Figure dataset records:
^^^^^^^^
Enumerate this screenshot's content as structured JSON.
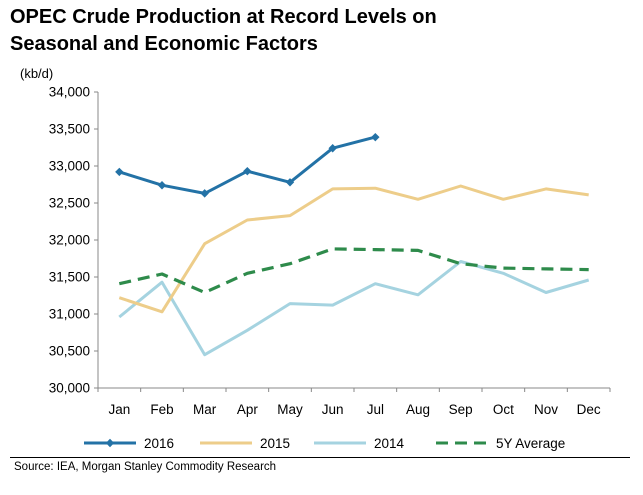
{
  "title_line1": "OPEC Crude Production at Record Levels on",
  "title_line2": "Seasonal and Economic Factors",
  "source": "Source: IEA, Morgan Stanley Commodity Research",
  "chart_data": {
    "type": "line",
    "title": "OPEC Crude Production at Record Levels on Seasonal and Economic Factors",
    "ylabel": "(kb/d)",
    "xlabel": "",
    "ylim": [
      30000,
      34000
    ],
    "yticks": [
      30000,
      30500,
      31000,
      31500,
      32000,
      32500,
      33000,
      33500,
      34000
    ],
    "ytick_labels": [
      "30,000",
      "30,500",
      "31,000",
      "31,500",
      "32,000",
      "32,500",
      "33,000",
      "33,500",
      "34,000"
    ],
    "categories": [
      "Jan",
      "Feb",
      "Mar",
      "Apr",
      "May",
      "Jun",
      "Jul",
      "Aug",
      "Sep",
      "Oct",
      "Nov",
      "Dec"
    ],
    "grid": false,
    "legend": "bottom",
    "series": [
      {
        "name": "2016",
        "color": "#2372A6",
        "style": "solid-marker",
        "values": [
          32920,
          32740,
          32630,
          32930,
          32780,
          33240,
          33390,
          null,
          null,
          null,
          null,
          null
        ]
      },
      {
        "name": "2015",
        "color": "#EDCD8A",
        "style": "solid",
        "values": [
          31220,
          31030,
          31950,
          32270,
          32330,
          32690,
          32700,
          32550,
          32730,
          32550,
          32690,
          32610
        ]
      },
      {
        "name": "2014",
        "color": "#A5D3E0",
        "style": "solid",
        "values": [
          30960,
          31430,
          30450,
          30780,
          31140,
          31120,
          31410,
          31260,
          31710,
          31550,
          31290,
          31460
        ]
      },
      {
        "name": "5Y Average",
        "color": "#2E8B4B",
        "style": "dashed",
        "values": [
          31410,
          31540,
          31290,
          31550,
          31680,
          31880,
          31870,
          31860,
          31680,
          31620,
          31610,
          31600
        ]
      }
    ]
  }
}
^^^^^^^^
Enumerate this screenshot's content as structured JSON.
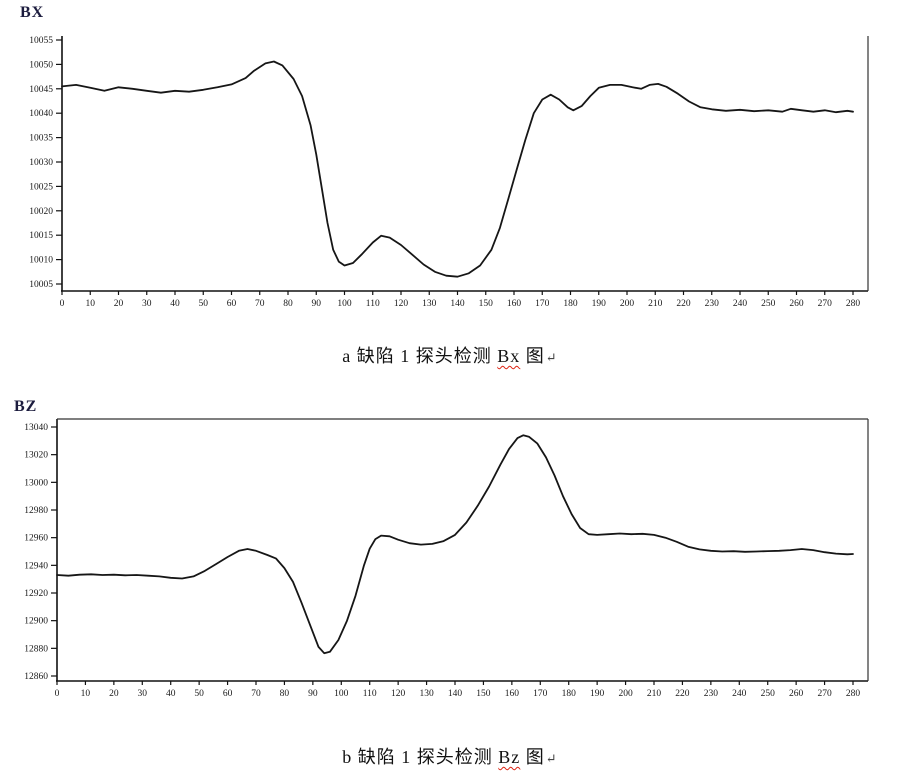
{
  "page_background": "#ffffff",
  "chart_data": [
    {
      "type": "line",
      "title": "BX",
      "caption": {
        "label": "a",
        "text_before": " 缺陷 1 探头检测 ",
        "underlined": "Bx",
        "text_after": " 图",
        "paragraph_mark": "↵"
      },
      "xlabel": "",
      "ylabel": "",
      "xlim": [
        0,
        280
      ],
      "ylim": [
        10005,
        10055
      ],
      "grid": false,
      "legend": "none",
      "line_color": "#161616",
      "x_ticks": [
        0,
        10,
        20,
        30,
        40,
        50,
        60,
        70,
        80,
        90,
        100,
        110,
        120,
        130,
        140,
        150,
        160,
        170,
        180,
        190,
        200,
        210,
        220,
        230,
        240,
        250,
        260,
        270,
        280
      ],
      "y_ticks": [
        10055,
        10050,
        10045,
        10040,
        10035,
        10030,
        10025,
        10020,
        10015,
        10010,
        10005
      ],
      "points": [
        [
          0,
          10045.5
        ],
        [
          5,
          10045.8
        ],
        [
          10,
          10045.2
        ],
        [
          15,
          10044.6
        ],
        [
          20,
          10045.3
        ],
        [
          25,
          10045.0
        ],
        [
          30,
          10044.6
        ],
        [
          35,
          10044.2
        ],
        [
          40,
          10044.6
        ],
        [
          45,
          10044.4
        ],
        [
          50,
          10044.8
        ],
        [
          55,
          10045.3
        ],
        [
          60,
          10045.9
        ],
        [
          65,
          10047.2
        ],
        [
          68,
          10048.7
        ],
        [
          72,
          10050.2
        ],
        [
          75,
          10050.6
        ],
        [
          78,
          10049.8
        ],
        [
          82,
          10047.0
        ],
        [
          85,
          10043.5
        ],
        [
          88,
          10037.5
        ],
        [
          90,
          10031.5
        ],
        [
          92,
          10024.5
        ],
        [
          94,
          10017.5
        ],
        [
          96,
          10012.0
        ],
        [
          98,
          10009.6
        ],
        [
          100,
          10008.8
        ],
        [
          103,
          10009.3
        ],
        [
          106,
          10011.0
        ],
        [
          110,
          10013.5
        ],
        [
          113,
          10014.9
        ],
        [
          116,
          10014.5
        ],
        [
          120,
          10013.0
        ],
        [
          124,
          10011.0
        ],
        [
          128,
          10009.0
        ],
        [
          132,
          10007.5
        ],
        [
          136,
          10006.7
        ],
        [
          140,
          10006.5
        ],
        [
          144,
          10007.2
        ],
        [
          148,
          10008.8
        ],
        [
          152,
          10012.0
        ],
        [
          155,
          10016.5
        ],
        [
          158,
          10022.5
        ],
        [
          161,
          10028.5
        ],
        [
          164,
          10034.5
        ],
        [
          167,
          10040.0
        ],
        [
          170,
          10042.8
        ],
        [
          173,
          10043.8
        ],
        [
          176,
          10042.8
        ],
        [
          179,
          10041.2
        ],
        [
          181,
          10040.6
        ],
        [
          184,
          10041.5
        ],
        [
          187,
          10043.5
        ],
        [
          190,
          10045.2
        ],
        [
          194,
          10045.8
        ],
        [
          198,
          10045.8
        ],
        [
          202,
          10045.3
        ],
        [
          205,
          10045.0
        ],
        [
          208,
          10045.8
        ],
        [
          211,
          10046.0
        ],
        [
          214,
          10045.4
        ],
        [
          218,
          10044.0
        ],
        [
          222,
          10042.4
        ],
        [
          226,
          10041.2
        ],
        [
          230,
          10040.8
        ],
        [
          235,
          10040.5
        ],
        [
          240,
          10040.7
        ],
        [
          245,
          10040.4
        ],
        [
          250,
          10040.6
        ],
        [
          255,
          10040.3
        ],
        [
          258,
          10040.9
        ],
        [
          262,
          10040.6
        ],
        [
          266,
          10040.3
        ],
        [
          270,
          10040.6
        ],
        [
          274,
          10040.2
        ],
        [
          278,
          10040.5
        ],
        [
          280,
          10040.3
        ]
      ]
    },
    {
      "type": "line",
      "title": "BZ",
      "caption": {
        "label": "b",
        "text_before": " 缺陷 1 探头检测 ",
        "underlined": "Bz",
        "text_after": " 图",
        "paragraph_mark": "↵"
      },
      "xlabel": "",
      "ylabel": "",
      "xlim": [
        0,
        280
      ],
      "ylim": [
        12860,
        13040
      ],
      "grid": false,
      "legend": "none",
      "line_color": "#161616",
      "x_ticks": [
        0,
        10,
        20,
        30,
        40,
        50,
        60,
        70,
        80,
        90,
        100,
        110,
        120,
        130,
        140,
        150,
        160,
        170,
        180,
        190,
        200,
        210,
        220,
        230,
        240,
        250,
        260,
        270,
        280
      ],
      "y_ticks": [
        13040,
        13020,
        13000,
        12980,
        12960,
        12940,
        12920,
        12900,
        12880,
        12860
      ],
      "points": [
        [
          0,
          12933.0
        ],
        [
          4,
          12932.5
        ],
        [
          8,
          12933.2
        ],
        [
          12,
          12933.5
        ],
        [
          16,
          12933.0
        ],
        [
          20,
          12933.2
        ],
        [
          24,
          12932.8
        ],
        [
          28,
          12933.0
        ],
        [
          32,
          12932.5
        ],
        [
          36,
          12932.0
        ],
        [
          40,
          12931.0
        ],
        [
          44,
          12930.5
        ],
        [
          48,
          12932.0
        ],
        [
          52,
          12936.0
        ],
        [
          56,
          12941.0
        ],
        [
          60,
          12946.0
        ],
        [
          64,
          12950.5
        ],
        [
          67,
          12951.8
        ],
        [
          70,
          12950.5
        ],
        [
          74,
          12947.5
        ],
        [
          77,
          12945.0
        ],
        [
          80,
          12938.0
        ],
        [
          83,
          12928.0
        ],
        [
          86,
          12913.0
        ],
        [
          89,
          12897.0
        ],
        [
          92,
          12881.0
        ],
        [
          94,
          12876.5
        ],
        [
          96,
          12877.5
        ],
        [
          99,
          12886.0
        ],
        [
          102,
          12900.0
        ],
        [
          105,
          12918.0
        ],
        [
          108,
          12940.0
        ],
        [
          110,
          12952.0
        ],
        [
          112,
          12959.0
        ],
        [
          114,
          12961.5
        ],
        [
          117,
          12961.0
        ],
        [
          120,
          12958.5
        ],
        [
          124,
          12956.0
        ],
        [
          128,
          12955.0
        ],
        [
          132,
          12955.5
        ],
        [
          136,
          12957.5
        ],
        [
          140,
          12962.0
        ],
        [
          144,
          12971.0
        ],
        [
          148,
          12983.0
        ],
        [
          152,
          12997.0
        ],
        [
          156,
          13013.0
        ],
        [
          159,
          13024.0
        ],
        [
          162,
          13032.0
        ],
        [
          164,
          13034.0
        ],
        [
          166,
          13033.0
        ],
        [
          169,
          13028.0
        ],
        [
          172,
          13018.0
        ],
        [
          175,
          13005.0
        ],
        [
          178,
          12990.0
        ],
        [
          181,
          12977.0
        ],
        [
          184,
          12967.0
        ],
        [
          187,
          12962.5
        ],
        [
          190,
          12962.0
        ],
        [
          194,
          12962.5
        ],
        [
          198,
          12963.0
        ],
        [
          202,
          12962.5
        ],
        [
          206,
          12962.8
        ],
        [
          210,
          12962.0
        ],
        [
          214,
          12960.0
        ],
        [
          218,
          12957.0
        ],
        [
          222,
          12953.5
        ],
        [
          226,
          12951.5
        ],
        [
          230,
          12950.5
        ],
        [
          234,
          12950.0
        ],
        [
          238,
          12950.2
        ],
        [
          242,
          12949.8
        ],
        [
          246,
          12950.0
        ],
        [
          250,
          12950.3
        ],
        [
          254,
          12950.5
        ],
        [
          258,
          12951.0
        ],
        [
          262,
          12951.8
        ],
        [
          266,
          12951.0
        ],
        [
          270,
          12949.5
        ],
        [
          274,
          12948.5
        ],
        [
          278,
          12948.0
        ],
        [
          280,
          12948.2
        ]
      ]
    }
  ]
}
^^^^^^^^
The problem: Locate all lines in the listing above with the word "Levels" and copy them.

Task response:
  "title_line1": "OPEC Crude Production at Record Levels on",
    "title": "OPEC Crude Production at Record Levels on Seasonal and Economic Factors",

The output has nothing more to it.